» WHAT YOU WILL DO: Restate each line word for word. Leave out every picture.

» MATERIALS PROVIDED:
START

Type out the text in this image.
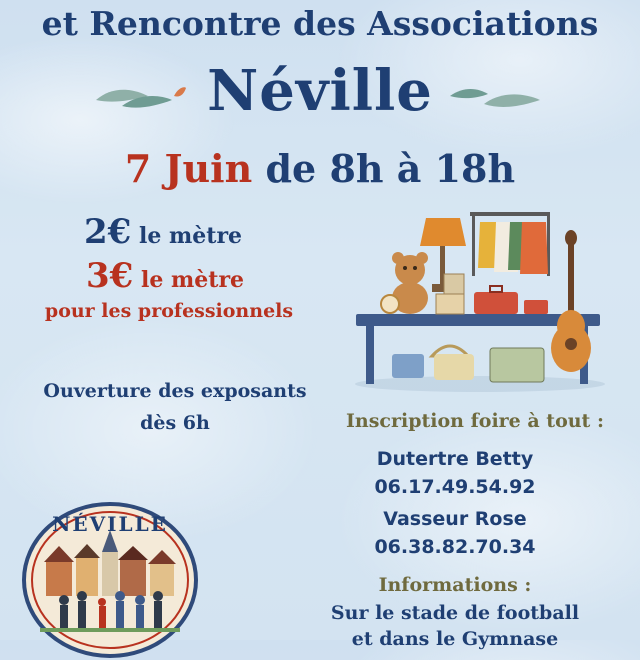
et Rencontre des Associations
Néville
7 Juin de 8h à 18h
2€ le mètre
3€ le mètre
pour les professionnels
Ouverture des exposants
dès 6h	Inscription foire à tout :
Dutertre Betty
06.17.49.54.92
Vasseur Rose
06.38.82.70.34
Informations :
Sur le stade de football
et dans le Gymnase
NÉVILLE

END

» TASK SOLUTION:
Type out the text in this image.
et Rencontre des Associations
Néville
7 Juin de 8h à 18h
2€ le mètre
3€ le mètre
pour les professionnels
Ouverture des exposants
dès 6h	Inscription foire à tout :
Dutertre Betty
06.17.49.54.92
Vasseur Rose
06.38.82.70.34
Informations :
Sur le stade de football
et dans le Gymnase
NÉVILLE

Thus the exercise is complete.